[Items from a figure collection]
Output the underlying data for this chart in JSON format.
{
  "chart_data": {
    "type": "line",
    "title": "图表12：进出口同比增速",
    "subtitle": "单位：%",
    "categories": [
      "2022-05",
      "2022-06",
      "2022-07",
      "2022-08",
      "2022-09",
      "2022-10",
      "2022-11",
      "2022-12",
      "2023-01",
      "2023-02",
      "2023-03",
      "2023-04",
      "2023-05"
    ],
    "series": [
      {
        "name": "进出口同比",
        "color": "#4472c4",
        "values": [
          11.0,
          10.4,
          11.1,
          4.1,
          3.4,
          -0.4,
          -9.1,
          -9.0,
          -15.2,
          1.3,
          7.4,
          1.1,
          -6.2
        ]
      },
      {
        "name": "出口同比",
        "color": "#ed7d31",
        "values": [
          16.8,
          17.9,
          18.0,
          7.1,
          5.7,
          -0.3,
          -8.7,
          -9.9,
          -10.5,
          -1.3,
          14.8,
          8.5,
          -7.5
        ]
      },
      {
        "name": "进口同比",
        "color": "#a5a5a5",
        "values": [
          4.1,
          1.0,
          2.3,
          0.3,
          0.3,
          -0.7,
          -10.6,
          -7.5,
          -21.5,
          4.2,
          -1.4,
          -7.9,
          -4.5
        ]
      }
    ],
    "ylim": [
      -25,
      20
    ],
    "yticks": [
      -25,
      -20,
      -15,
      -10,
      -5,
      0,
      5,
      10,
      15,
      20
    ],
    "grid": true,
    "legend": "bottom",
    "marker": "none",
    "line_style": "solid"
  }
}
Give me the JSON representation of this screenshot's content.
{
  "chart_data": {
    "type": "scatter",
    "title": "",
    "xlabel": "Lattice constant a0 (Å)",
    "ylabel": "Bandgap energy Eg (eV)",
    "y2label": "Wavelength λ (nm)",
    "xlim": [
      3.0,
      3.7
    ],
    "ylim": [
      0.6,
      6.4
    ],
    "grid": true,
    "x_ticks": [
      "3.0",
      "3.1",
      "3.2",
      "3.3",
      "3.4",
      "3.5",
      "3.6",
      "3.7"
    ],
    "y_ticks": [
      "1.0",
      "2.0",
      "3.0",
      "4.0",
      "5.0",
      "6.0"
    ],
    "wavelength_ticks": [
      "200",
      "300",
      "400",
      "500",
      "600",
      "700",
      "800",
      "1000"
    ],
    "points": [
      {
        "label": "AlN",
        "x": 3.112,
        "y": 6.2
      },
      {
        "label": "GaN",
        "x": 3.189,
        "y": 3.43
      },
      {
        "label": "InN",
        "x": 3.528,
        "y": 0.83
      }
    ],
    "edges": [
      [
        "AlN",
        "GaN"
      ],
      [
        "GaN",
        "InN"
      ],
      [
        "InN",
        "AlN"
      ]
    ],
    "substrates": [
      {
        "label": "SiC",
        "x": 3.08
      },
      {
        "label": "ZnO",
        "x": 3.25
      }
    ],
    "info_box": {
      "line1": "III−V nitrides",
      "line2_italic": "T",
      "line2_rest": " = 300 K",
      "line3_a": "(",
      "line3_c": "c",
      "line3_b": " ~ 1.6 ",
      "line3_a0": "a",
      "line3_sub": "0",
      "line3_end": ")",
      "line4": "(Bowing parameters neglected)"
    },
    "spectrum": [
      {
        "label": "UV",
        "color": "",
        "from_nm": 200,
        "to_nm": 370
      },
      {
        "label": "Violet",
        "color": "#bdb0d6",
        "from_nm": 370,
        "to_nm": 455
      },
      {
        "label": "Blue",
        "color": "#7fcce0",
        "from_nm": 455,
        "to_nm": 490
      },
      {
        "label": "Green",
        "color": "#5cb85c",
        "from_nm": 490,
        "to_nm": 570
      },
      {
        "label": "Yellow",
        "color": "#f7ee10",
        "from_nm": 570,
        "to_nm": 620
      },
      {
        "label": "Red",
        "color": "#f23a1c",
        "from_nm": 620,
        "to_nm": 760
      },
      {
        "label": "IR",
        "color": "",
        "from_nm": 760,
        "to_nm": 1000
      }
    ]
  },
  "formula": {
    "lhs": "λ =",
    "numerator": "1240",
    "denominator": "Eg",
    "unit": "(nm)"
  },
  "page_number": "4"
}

• **DIRECTIONS FOR THIS TASK**
Write out every line of the listing that holds the word "color".

• **FINAL RESULT**
        "color": "#4472c4",
        "color": "#ed7d31",
        "color": "#a5a5a5",
        "color": "",
        "color": "#bdb0d6",
        "color": "#7fcce0",
        "color": "#5cb85c",
        "color": "#f7ee10",
        "color": "#f23a1c",
        "color": "",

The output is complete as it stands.